*** Opening Passage to read ***

TROXEL vs. GRANVILLE (2000)
The court overturned a Washington state law that had empowered family law judges, when they deemed it in a child's best interest, to grant visitation rights to grandparents, even if custodial parents disapproved. Scalia dissented.
[W]hile I would think it entirely compatible with the commitment to representative democracy set forth in the founding documents to argue, in legislative chambers or in electoral campaigns, that the state has no power to interfere with parents' authority over the rearing of their children, I do not believe that the power which the Constitution confers upon me as a judge entitles me to deny legal effect to laws that (in my view) infringe upon what is (in my view) that unenumerated right …
Judicial vindication of "parental rights" under a Constitution that does not even mention them requires … ushering in a new regime of judicially prescribed … family law. I have no reason to believe that federal judges will be better at this than state legislatures; and state legislatures have the great advantages of doing harm in a more circumscribed area, of being able to correct their mistakes in a flash, and of being removable by the people."
MORRISON vs. OLSON, (1988)
The court upheld the Independent Counsel Act, which empowered federal prosecutors outside the executive branch and beyond a president's control. In the 1990s, Kenneth Starr would investigate President Bill Clinton under the act's auspices. Scalia dissented.

*** Closing Passage to read ***

* Task 1: Print the section of the passage on Supreme Court dissents that opens with the words containing "MORRISON vs. OLSON, (1988)" and closes with "auspices. Scalia dissented.".
* Task 2: Decide whether each statement agrees with the passage on Supreme Court dissents, answering yes or no and quoting the deciding words. (a) The Washington law let judges grant grandparents visitation even when custodial parents disapproved. (b) In Morrison vs. Olson, the court struck down the Independent Counsel Act. (c) Scalia says federal judges will handle family law better than state legislatures.
* Task 3: Go on with the passage on Supreme Court dissents, starting right after its final sentence.

*** Opening Listed entries ***

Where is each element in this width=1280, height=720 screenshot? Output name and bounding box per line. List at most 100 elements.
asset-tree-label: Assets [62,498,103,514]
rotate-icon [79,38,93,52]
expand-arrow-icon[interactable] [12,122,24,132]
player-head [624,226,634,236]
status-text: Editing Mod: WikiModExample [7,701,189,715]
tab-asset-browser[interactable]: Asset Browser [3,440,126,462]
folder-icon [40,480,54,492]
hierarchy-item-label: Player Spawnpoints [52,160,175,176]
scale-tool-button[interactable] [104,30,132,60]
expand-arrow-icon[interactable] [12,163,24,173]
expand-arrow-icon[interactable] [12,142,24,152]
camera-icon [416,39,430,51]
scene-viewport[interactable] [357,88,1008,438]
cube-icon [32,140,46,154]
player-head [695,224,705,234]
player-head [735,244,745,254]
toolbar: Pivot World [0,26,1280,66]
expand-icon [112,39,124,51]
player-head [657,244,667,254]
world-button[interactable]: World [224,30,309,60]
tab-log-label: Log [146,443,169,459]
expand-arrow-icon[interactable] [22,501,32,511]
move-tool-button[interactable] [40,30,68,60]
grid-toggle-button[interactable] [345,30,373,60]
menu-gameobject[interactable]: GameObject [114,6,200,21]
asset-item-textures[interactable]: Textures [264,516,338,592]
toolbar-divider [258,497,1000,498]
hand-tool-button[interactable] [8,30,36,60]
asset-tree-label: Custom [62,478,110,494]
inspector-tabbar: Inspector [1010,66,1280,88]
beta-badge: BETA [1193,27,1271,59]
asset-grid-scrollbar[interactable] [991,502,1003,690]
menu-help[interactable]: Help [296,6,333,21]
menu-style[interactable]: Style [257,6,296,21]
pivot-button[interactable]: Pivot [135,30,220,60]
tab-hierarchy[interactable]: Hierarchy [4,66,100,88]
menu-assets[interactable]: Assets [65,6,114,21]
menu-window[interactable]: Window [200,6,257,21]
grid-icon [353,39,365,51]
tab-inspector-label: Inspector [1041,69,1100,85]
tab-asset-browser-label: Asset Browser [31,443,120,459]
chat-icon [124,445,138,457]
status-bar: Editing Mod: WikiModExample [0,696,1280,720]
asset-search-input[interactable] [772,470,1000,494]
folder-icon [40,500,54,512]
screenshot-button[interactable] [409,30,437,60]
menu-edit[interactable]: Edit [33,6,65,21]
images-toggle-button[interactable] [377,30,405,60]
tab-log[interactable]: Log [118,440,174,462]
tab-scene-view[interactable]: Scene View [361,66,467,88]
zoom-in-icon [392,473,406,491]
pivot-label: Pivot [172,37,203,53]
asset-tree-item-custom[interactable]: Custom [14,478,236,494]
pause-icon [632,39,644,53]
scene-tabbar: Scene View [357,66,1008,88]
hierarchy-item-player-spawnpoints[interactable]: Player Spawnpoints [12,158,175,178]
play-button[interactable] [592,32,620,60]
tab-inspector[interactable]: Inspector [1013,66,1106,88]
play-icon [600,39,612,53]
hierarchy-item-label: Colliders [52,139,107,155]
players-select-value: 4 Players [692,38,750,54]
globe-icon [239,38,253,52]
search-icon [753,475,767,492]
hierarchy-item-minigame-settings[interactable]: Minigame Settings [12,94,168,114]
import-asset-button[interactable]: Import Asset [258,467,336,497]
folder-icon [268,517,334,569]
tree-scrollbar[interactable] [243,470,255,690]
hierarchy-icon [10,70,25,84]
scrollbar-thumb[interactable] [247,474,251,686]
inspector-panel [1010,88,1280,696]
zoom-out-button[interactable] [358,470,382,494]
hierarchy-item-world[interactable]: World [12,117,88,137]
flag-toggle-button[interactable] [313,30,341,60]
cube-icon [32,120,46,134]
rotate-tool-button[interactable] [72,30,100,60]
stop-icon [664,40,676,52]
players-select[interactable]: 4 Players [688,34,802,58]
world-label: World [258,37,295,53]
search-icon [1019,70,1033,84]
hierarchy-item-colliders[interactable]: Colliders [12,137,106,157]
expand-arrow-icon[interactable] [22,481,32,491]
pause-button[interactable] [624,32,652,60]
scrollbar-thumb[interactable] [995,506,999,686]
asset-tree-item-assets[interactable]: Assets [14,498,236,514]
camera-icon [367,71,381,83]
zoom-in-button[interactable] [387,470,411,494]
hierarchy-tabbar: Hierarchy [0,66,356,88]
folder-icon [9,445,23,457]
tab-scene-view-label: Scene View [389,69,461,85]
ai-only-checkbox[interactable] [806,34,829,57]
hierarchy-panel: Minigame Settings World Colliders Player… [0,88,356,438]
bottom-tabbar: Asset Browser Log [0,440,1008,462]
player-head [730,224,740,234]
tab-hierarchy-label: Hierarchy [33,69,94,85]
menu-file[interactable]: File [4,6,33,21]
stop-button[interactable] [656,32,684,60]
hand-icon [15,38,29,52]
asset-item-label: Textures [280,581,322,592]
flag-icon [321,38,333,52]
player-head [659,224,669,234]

*** Closing Listed entries ***

* Response area 1:
MORRISON vs. OLSON, (1988)
The court upheld the Independent Counsel Act, which empowered federal prosecutors outside the executive branch and beyond a president's control. In the 1990s, Kenneth Starr would investigate President Bill Clinton under the act's auspices. Scalia dissented.

* Response area 2:
(a) Yes: "to grant visitation rights to grandparents, even if custodial parents disapproved"
(b) No: "The court upheld the Independent Counsel Act"
(c) No: "I have no reason to believe that federal judges will be better at this than state legislatures"

* Response area 3:
Frequently an issue of this sort will come before the Court clad, so to speak, in sheep's clothing: the potential of the asserted principle to effect important change in the equilibrium of power is not immediately evident, and must be discerned by a careful and perceptive analysis. But this wolf comes as a wolf. …
The ad hoc approach to constitutional adjudication has real attraction, even apart from its work-saving potential. It is guaranteed to produce a result, in every case, that will make a majority of the Court happy with the law. The law is, by definition, precisely what the majority thinks, taking all things into account, it ought to be. I prefer to rely upon the judgment of the wise men who constructed our system, and of the people who approved it, and of two centuries of history that have shown it to be sound.
KING vs. BURWELL (2015)
The court upheld the Affordable Care Act (often called "Obamacare") for the second time, ruling that a provision limiting tax credits to state-created insurance exchanges could be provided on federally created exchanges. In an earlier case, the Supreme Court (sometimes designated SCOTUS) had deemed the act's mandate penalty a "tax" and therefore permissible. Scalia dissented.
We should start calling this law SCOTUScare.
Perhaps the Patient Protection and Affordable Care Act will attain the enduring status of the Social Security Act … perhaps not. But this Court's two decisions on the Act will surely be remembered through the years. The somersaults of statutory interpretation they have performed ("penalty" means tax … "established by the State" means not established by the State) will be cited by litigants endlessly, to the confusion of honest jurisprudence. And the cases will publish forever the discouraging truth that the Supreme Court of the United States favors some laws over others, and is prepared to do whatever it takes to uphold and assist its favorites.
OBERGEFELL vs. HODGES (2015)
The court ruled that the U.S. Constitution protects same-sex couples' "equal protection" liberty to marry. Scalia dissented.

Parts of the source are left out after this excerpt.